---- Data provided

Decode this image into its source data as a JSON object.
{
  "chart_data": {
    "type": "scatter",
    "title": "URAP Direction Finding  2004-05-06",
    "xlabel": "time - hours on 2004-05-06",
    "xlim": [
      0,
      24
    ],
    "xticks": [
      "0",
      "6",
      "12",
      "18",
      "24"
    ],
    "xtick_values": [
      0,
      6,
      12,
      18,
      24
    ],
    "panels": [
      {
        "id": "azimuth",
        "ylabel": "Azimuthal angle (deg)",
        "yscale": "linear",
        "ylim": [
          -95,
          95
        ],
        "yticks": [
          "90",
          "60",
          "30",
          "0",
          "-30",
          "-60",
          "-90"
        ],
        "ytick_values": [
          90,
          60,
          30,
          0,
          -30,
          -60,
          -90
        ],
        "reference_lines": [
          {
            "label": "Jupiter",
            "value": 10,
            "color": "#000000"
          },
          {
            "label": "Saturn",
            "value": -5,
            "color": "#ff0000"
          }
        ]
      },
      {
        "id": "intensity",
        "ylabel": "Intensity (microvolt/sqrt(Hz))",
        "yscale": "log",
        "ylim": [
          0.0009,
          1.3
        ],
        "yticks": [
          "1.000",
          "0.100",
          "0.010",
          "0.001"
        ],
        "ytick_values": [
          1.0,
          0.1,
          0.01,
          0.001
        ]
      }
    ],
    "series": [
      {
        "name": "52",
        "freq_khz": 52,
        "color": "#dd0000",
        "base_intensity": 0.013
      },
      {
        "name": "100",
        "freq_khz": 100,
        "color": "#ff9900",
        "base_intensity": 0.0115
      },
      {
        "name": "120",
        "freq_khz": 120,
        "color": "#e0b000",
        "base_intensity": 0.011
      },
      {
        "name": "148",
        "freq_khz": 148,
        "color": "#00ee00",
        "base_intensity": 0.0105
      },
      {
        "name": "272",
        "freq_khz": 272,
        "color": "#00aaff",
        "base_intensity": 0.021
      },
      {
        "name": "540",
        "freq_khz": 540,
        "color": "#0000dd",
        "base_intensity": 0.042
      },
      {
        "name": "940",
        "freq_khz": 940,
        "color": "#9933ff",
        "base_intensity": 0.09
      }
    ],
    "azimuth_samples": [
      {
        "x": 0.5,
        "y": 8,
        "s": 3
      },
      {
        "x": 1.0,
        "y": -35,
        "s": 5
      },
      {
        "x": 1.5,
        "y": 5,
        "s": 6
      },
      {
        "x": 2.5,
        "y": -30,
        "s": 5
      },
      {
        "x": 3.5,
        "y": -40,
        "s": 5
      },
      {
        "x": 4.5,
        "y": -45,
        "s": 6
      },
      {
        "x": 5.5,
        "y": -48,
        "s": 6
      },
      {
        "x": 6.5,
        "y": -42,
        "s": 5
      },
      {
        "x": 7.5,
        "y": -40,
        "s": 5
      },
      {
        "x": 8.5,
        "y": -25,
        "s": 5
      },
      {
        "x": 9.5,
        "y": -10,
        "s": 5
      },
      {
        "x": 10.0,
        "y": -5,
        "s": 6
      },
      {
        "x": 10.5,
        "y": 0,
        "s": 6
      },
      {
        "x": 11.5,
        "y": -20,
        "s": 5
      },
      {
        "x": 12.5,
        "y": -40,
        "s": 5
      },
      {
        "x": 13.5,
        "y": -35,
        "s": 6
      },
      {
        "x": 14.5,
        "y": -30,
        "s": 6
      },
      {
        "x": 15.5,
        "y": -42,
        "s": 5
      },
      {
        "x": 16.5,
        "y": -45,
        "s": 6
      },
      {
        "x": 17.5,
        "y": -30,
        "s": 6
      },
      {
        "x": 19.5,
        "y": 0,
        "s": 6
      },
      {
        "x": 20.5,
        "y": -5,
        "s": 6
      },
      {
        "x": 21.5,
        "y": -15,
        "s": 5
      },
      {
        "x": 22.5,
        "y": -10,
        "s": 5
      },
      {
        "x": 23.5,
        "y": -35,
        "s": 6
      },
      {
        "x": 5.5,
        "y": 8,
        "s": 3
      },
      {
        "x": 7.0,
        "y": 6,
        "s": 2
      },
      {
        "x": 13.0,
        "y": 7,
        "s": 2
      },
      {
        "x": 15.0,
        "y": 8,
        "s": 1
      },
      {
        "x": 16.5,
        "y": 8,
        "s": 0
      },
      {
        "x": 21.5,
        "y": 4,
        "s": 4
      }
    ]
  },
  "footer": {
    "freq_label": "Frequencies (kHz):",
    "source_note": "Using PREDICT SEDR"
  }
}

--------

## The request
Repeat every line of the records above exactly.

## Result
Decode this image into its source data as a JSON object.
{
  "chart_data": {
    "type": "scatter",
    "title": "URAP Direction Finding  2004-05-06",
    "xlabel": "time - hours on 2004-05-06",
    "xlim": [
      0,
      24
    ],
    "xticks": [
      "0",
      "6",
      "12",
      "18",
      "24"
    ],
    "xtick_values": [
      0,
      6,
      12,
      18,
      24
    ],
    "panels": [
      {
        "id": "azimuth",
        "ylabel": "Azimuthal angle (deg)",
        "yscale": "linear",
        "ylim": [
          -95,
          95
        ],
        "yticks": [
          "90",
          "60",
          "30",
          "0",
          "-30",
          "-60",
          "-90"
        ],
        "ytick_values": [
          90,
          60,
          30,
          0,
          -30,
          -60,
          -90
        ],
        "reference_lines": [
          {
            "label": "Jupiter",
            "value": 10,
            "color": "#000000"
          },
          {
            "label": "Saturn",
            "value": -5,
            "color": "#ff0000"
          }
        ]
      },
      {
        "id": "intensity",
        "ylabel": "Intensity (microvolt/sqrt(Hz))",
        "yscale": "log",
        "ylim": [
          0.0009,
          1.3
        ],
        "yticks": [
          "1.000",
          "0.100",
          "0.010",
          "0.001"
        ],
        "ytick_values": [
          1.0,
          0.1,
          0.01,
          0.001
        ]
      }
    ],
    "series": [
      {
        "name": "52",
        "freq_khz": 52,
        "color": "#dd0000",
        "base_intensity": 0.013
      },
      {
        "name": "100",
        "freq_khz": 100,
        "color": "#ff9900",
        "base_intensity": 0.0115
      },
      {
        "name": "120",
        "freq_khz": 120,
        "color": "#e0b000",
        "base_intensity": 0.011
      },
      {
        "name": "148",
        "freq_khz": 148,
        "color": "#00ee00",
        "base_intensity": 0.0105
      },
      {
        "name": "272",
        "freq_khz": 272,
        "color": "#00aaff",
        "base_intensity": 0.021
      },
      {
        "name": "540",
        "freq_khz": 540,
        "color": "#0000dd",
        "base_intensity": 0.042
      },
      {
        "name": "940",
        "freq_khz": 940,
        "color": "#9933ff",
        "base_intensity": 0.09
      }
    ],
    "azimuth_samples": [
      {
        "x": 0.5,
        "y": 8,
        "s": 3
      },
      {
        "x": 1.0,
        "y": -35,
        "s": 5
      },
      {
        "x": 1.5,
        "y": 5,
        "s": 6
      },
      {
        "x": 2.5,
        "y": -30,
        "s": 5
      },
      {
        "x": 3.5,
        "y": -40,
        "s": 5
      },
      {
        "x": 4.5,
        "y": -45,
        "s": 6
      },
      {
        "x": 5.5,
        "y": -48,
        "s": 6
      },
      {
        "x": 6.5,
        "y": -42,
        "s": 5
      },
      {
        "x": 7.5,
        "y": -40,
        "s": 5
      },
      {
        "x": 8.5,
        "y": -25,
        "s": 5
      },
      {
        "x": 9.5,
        "y": -10,
        "s": 5
      },
      {
        "x": 10.0,
        "y": -5,
        "s": 6
      },
      {
        "x": 10.5,
        "y": 0,
        "s": 6
      },
      {
        "x": 11.5,
        "y": -20,
        "s": 5
      },
      {
        "x": 12.5,
        "y": -40,
        "s": 5
      },
      {
        "x": 13.5,
        "y": -35,
        "s": 6
      },
      {
        "x": 14.5,
        "y": -30,
        "s": 6
      },
      {
        "x": 15.5,
        "y": -42,
        "s": 5
      },
      {
        "x": 16.5,
        "y": -45,
        "s": 6
      },
      {
        "x": 17.5,
        "y": -30,
        "s": 6
      },
      {
        "x": 19.5,
        "y": 0,
        "s": 6
      },
      {
        "x": 20.5,
        "y": -5,
        "s": 6
      },
      {
        "x": 21.5,
        "y": -15,
        "s": 5
      },
      {
        "x": 22.5,
        "y": -10,
        "s": 5
      },
      {
        "x": 23.5,
        "y": -35,
        "s": 6
      },
      {
        "x": 5.5,
        "y": 8,
        "s": 3
      },
      {
        "x": 7.0,
        "y": 6,
        "s": 2
      },
      {
        "x": 13.0,
        "y": 7,
        "s": 2
      },
      {
        "x": 15.0,
        "y": 8,
        "s": 1
      },
      {
        "x": 16.5,
        "y": 8,
        "s": 0
      },
      {
        "x": 21.5,
        "y": 4,
        "s": 4
      }
    ]
  },
  "footer": {
    "freq_label": "Frequencies (kHz):",
    "source_note": "Using PREDICT SEDR"
  }
}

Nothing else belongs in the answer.